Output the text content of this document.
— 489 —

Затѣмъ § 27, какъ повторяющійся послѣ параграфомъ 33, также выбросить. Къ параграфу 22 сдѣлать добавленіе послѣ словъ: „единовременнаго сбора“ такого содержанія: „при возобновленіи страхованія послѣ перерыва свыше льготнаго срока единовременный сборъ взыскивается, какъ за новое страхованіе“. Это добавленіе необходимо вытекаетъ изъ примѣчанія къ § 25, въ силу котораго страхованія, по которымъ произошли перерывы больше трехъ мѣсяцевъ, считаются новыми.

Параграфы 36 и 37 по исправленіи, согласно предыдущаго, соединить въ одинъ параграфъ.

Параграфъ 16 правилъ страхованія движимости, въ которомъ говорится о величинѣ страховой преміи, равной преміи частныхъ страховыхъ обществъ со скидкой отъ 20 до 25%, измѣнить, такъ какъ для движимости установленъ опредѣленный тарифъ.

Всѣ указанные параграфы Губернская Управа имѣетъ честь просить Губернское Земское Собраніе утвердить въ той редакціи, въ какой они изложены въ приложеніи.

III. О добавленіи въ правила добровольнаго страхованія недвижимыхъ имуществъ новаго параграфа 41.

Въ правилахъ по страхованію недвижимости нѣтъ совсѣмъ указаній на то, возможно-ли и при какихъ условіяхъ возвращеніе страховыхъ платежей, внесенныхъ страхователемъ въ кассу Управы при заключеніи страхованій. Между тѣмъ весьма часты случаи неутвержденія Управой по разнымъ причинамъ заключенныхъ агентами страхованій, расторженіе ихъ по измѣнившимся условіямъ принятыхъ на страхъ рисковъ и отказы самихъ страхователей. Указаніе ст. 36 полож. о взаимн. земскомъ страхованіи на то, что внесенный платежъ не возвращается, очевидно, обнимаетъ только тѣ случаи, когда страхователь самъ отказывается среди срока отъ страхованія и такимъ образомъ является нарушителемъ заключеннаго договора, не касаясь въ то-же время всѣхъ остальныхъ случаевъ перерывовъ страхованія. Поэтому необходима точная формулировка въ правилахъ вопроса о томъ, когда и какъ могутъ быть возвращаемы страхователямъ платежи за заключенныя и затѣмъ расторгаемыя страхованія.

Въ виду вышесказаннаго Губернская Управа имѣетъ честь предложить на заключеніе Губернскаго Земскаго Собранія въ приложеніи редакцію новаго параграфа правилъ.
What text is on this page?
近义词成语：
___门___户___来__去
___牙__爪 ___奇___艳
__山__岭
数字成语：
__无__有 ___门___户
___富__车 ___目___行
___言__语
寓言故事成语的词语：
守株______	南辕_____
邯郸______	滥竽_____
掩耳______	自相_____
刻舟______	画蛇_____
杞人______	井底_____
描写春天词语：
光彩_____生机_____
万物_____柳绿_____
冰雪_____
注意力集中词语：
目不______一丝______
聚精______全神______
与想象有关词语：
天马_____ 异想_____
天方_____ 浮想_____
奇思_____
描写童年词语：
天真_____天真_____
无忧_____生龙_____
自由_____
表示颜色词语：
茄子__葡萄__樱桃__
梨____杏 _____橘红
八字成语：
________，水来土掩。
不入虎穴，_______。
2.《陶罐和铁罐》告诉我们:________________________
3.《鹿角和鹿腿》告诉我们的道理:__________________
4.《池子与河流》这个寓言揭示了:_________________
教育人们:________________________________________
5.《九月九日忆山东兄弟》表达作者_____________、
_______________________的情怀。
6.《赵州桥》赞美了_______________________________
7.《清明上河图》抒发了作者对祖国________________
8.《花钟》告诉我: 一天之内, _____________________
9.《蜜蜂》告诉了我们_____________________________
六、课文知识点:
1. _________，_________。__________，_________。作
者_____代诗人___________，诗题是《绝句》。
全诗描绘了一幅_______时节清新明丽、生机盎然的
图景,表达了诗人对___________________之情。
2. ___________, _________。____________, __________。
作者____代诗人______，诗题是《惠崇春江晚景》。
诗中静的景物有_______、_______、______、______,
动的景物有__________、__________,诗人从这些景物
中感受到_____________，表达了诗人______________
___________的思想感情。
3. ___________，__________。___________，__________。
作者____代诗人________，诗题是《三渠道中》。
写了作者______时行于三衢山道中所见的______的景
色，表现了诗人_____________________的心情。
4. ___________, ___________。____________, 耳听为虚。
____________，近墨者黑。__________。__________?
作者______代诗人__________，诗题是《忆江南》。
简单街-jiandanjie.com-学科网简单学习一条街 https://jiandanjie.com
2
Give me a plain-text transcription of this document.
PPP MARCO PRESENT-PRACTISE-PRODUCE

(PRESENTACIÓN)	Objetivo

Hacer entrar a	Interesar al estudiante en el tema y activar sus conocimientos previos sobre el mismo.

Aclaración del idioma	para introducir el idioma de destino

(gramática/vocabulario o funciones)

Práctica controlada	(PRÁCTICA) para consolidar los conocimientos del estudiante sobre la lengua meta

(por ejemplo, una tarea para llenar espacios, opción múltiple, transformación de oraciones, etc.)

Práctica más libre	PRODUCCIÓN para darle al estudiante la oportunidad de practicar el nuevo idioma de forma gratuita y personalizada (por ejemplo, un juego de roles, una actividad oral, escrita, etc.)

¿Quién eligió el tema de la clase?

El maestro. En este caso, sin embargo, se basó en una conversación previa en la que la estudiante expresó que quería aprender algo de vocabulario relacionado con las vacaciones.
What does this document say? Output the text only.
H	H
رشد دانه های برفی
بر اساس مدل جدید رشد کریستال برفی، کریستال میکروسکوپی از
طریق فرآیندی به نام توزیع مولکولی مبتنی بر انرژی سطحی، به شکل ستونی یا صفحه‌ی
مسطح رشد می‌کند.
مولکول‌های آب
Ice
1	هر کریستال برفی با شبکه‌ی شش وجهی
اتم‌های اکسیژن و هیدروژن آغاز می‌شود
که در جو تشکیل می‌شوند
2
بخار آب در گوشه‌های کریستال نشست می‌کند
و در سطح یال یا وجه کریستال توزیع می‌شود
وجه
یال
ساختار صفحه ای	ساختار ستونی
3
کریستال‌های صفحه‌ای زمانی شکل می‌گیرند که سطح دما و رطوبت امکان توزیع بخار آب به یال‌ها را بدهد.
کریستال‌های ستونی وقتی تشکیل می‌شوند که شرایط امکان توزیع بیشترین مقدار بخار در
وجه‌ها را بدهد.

· · ·

Return the lines of the records that include the string "this".

▶ [Written answer]:
Output the text content of this document.
What text is on this page?
Give me a plain-text transcription of this document.
What does this document say? Output the text only.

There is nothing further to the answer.